■ **TEKSTFRAGMENT**
::::

Maar meteen op 2 april een bliksemstart naar het ‘Eiland van de eeuwige lente’, voor twee weekjes naar de resten van het verloren continent Atlantis. Dat is héél mooi, weten we van horen zeggen. Eerder bezochten we Canarische eilanden als La Palma en La Gomera. Wandelen, uitrusten, genieten. Naar onze mening zijn Gran Canaria en Tenerife een ander verhaal. Vakantiedorpen als Playa de las Americas en Costa del Silencio, speciaal opgezet voor toerisme naar zon, zee en strand, vormen een wereld op zich. Onze wereld wil geen balkon met zicht op de landingsbaan. Bruinbakken op kunstmatig aangelegde witte zandstranden is niet ons stiel. Ons vermaak ligt niet in groene velden waar vakantiegangers en masse bananen plukken, of op besneeuwde berghellingen waar zij groepsgewijs met sneeuwballen gooien en op plastic zakken naar beneden sleeën.
Wij zoeken liever de eenzaamheid van diepe kloven door verkoold basalt, zoals Barranco del Infierno of Barranco de Masca, met het dorpje Masca midden in een berglandschap vol spelonken. Daar kan ik de Guanches, de oorspronkelijke eilandbewoners, imiteren door in één keer over smalle ravijnen te springen. Wij plukken bij voorkeur panorama’s van de ontoegankelijke eilandjes voor de kust, waar gevederde vogels vredig door het luchtruim glijden, spottend naar een plek om te nestelen.

Dus vliegen we tóch naar Heilig Kruis – Tenerifes hoofdstad Santa Cruz -, om ons in het noorden aan authentieke, karaktervolle plaatsjes vast te klampen. We verblijven in Garachico, dat een charmant vissershaventje herbergt. Ooit lag hier de rijkste handelshaven van het eiland, maar in 1706 is Garachico tijdens een vulkaanuitbarsting door lavastromen vrijwel verwoest. Een verkoelende duik is mogelijk in een van de natuurlijke rotsmeertjes met oceaanwater.
Zonder twijfel zullen we de botanische tuin van Puerto de la Cruz aandoen, waar Erna mij in Latijn strelizia, jasmijnboom, mimosa en bougainville kan doceren. Natuurlijk slaan we, drankzuchtig als we zijn, Icod de los Vinos niet over. Op de meer dan drieduizend jaar oude drakenbloedboom bij dit wijnstadje brengen we een toost uit. “Op uw gezondheid, Drago Milenario, nog langer zal u leven”.
Aswoensdag is al gepasseerd, anders zou ik me als getuige hebben gemeld voor het uitbundige drank- en dansfiësta in Santa Cruz’ binnenstad ter afsluiting van het carnaval. Salsa en samba met carnavalskoninginnen, die zich voor de laatste keer aan het grote publiek vertonen. Tot besluit sturen de Tinerfeños – bewoners van Tenerife dus - een reusachtige sardine feestelijk en onder luid geweeklaag naar het hiernamaals. Het zijn heidense rituelen in de wortels van het carnaval, waarmee het ontwaken van de lente wordt begroet.

::::

■ **GEGEVEN MATERIAAL**
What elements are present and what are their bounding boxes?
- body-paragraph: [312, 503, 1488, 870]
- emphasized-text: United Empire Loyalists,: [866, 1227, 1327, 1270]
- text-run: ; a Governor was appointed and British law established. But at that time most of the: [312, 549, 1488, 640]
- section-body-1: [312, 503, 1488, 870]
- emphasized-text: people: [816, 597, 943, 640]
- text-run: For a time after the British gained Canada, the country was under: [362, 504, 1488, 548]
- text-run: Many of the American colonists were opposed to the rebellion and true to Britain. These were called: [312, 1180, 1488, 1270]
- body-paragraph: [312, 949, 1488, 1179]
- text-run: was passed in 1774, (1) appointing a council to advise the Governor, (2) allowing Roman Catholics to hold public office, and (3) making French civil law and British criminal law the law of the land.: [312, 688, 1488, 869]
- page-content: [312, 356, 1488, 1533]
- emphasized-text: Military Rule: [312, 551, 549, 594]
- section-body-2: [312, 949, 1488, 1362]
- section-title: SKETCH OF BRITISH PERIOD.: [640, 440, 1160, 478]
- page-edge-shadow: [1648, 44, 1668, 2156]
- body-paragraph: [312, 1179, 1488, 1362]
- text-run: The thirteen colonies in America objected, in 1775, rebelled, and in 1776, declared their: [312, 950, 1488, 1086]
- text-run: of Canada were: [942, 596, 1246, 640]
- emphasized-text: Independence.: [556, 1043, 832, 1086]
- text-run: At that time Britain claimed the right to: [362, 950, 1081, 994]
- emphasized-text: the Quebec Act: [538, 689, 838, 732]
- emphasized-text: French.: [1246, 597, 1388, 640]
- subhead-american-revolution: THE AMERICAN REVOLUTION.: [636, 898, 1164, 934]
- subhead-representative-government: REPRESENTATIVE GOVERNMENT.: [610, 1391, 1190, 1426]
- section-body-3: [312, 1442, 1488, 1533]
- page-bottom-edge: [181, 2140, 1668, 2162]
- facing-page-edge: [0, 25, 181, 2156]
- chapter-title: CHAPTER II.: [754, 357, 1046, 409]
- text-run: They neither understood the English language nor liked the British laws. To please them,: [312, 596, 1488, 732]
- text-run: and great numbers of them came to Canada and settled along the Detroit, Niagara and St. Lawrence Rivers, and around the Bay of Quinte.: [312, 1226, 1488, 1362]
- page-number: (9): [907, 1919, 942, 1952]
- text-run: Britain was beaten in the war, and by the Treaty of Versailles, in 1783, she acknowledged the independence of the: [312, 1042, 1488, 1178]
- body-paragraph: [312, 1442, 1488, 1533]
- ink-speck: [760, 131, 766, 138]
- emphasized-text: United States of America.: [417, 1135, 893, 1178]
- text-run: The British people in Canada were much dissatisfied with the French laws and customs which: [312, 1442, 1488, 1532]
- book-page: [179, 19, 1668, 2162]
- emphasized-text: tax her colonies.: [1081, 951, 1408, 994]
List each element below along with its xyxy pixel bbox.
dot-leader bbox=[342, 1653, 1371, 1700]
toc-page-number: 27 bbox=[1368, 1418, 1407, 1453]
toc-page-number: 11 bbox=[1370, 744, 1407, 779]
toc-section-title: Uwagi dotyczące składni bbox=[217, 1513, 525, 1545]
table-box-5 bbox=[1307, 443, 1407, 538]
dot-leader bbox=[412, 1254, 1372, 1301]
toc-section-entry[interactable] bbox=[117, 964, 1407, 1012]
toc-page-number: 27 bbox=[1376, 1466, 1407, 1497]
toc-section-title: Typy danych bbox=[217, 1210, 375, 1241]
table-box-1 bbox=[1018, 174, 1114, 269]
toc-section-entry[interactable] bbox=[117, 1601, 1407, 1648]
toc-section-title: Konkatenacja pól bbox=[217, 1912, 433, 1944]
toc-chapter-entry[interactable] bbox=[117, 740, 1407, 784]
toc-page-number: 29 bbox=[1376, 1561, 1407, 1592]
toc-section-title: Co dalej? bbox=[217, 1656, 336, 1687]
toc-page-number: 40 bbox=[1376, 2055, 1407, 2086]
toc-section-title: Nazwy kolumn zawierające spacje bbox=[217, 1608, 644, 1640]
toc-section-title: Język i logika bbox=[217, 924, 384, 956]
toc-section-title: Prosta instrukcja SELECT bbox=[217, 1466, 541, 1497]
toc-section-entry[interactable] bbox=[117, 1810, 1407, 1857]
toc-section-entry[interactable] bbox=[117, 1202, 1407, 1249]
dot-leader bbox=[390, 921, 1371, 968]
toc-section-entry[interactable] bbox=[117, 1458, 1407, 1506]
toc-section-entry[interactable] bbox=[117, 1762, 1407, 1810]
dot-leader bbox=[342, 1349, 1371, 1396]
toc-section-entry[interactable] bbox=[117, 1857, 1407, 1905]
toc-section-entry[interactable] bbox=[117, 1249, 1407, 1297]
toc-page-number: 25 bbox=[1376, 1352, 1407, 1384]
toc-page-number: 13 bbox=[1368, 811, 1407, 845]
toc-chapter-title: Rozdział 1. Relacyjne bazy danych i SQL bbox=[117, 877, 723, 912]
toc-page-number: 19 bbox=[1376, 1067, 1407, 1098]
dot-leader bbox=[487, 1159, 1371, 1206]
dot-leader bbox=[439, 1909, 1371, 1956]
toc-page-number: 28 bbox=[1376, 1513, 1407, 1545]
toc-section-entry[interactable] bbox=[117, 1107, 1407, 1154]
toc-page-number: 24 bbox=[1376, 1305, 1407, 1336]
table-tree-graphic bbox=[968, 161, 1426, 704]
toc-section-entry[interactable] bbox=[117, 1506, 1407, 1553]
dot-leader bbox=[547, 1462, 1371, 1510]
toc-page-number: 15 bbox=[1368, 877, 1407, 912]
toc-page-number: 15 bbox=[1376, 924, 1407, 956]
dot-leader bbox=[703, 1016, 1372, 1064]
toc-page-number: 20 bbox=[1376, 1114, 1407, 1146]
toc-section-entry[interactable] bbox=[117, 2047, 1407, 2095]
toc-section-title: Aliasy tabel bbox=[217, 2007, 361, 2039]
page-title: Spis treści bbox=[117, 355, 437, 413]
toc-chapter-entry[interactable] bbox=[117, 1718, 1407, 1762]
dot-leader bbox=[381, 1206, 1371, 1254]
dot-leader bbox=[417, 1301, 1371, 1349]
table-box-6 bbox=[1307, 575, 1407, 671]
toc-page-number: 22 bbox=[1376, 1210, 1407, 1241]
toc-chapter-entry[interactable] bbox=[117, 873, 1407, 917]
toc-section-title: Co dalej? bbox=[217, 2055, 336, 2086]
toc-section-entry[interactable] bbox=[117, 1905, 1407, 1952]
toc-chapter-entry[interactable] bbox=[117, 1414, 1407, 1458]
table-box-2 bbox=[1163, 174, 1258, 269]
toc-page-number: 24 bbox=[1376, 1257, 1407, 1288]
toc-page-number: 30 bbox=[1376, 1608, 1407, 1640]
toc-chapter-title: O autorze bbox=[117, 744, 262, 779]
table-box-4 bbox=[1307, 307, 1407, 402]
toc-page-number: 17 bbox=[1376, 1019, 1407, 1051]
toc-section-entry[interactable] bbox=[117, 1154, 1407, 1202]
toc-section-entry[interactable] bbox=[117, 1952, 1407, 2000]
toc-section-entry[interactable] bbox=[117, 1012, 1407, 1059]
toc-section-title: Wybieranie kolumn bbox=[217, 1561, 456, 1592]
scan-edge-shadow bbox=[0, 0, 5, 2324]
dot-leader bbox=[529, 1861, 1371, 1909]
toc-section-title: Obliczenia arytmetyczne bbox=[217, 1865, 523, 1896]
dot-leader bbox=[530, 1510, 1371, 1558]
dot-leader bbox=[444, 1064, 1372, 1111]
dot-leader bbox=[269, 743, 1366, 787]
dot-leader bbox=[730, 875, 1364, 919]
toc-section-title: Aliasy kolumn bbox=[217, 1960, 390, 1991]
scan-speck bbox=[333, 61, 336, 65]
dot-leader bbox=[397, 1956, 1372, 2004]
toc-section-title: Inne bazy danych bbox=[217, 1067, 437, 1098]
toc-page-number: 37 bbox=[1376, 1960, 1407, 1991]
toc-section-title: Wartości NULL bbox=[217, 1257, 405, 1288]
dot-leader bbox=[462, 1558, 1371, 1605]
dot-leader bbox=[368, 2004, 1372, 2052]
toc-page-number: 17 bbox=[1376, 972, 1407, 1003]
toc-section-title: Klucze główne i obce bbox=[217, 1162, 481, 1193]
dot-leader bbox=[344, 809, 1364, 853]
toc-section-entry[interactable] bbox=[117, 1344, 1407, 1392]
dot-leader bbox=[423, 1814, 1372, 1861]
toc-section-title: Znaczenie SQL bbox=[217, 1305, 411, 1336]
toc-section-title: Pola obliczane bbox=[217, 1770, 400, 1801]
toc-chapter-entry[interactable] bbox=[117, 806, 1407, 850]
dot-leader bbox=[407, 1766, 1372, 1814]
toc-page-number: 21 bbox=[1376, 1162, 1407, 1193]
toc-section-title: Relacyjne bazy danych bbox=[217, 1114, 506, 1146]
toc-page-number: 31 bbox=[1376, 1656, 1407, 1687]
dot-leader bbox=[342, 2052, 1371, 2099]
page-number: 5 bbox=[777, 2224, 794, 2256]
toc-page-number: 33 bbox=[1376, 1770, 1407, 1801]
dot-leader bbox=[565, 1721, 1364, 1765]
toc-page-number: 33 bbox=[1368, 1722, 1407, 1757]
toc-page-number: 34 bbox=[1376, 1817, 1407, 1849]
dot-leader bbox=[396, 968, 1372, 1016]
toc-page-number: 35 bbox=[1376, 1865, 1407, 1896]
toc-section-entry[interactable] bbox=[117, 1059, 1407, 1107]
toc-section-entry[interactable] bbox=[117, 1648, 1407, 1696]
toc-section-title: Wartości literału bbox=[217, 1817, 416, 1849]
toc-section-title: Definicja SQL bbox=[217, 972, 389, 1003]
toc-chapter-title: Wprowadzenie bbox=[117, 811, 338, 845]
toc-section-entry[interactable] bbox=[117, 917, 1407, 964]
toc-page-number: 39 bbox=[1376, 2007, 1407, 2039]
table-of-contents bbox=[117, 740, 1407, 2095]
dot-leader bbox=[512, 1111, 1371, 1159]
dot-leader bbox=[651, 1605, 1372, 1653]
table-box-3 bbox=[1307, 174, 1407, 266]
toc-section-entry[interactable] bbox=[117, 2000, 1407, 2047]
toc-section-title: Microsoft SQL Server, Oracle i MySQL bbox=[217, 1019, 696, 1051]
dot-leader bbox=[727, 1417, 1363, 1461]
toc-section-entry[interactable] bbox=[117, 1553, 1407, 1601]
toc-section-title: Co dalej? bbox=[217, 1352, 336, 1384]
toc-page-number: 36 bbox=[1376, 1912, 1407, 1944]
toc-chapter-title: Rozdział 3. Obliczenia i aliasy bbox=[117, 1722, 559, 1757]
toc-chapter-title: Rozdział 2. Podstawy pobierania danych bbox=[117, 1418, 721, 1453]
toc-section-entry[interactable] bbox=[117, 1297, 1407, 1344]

::::

■ **OPGAVE**
Geef uit de tekst over Tenerife woord voor woord het stuk weer dat opent met de woorden "Wij zoeken liever" en sluit met "om te nestelen.". Baseer je uitsluitend op de tekst over Tenerife.

■ **ANTWOORD**
Wij zoeken liever de eenzaamheid van diepe kloven door verkoold basalt, zoals Barranco del Infierno of Barranco de Masca, met het dorpje Masca midden in een berglandschap vol spelonken. Daar kan ik de Guanches, de oorspronkelijke eilandbewoners, imiteren door in één keer over smalle ravijnen te springen. Wij plukken bij voorkeur panorama’s van de ontoegankelijke eilandjes voor de kust, waar gevederde vogels vredig door het luchtruim glijden, spottend naar een plek om te nestelen.